◆ **Exercise requirements**: Across the listing below, count the lines that mention the string "monit". Reply with the figure only.

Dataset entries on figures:
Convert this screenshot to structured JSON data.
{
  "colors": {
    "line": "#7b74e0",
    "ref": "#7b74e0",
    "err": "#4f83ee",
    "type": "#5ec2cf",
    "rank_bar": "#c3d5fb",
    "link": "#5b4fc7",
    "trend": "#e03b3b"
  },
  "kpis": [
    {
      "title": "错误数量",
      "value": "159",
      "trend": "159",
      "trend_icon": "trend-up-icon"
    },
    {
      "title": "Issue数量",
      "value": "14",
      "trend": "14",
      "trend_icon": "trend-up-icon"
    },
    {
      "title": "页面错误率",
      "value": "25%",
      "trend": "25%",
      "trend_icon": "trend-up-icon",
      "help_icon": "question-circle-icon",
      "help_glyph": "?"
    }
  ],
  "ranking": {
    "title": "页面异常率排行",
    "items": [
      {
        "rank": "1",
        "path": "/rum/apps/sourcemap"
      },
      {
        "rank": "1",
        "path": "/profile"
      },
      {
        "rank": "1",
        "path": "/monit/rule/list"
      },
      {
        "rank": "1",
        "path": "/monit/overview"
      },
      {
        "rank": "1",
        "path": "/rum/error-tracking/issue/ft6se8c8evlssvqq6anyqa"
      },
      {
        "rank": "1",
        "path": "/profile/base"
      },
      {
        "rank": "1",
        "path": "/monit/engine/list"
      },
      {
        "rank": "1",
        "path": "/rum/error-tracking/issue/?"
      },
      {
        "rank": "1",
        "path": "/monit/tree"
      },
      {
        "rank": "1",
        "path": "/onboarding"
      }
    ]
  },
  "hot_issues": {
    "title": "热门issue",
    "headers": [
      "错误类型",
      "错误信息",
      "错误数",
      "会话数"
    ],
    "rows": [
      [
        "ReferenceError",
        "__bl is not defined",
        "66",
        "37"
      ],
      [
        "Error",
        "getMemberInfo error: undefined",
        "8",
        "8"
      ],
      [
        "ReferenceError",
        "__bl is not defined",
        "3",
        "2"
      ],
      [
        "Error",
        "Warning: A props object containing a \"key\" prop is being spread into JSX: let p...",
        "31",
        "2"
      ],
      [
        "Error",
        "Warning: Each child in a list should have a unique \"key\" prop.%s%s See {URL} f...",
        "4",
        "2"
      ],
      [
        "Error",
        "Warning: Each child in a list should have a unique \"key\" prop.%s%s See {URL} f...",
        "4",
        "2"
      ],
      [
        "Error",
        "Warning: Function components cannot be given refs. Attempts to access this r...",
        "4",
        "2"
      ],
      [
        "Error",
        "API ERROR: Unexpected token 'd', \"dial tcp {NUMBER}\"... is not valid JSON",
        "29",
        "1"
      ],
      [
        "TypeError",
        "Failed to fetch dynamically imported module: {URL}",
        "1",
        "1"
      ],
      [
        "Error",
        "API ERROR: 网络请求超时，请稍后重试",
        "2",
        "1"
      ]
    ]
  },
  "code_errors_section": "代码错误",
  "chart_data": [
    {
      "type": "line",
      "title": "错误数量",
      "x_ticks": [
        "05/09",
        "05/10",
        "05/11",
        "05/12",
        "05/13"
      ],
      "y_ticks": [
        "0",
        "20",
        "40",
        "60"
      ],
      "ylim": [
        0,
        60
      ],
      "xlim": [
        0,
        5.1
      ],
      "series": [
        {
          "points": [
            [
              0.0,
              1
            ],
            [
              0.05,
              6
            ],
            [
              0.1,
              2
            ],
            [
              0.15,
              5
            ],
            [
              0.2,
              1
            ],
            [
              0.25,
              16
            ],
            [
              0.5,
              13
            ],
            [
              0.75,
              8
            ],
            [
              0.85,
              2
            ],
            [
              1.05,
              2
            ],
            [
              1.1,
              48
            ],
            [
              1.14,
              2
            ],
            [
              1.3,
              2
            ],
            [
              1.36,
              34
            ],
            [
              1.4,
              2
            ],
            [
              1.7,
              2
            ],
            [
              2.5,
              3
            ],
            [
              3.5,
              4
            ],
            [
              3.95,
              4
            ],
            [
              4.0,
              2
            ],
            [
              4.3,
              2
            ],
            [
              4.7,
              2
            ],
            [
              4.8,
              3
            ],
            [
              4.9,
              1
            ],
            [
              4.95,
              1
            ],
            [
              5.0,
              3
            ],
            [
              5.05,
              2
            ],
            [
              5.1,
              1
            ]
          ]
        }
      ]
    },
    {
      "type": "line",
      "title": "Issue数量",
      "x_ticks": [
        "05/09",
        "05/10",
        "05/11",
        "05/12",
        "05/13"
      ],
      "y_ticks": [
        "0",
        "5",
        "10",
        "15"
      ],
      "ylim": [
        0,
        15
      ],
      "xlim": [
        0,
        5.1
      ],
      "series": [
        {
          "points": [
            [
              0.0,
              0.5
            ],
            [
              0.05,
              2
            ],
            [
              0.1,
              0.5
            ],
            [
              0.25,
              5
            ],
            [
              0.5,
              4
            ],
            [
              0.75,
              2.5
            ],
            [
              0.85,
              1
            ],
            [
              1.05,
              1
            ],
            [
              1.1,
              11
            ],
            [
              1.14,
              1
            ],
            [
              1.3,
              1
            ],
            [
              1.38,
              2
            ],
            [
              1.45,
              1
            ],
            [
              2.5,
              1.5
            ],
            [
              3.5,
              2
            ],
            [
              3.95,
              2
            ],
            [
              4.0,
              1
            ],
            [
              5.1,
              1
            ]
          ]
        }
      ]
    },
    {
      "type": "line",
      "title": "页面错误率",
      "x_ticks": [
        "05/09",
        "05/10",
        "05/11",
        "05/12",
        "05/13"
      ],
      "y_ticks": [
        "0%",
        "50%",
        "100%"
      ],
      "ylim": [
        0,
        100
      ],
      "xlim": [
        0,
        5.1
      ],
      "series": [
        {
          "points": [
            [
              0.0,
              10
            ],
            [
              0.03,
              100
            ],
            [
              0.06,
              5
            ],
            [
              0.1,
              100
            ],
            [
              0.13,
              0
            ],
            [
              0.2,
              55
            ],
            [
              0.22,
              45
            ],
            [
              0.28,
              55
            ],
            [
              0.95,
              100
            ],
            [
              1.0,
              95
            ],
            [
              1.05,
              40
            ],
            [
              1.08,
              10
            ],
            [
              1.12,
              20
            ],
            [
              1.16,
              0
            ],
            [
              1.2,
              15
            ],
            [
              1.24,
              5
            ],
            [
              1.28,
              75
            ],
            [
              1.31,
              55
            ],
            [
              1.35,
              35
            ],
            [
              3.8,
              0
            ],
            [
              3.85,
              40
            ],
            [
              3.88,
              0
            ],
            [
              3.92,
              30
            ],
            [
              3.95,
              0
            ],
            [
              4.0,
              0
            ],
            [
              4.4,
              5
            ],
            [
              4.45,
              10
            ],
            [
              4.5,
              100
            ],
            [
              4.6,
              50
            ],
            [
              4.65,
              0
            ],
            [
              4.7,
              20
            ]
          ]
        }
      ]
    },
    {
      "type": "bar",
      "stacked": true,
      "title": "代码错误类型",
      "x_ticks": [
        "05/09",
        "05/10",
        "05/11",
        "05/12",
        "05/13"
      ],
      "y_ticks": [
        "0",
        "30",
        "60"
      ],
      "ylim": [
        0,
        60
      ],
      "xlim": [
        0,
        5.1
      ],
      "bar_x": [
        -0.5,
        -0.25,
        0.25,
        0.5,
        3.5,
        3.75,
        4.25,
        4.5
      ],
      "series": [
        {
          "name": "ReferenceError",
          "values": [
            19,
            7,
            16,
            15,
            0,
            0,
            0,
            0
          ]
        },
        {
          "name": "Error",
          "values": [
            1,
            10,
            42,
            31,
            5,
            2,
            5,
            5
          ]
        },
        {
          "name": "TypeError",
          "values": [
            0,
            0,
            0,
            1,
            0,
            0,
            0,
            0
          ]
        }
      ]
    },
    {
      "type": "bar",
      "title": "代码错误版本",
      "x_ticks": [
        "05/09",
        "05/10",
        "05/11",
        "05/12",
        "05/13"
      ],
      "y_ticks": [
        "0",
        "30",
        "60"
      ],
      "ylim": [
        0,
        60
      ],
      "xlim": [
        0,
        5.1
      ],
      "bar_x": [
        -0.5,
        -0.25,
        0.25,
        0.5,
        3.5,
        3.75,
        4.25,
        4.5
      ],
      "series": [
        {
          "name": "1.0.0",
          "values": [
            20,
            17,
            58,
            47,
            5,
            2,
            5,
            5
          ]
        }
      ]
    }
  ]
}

◆ **The output**: 4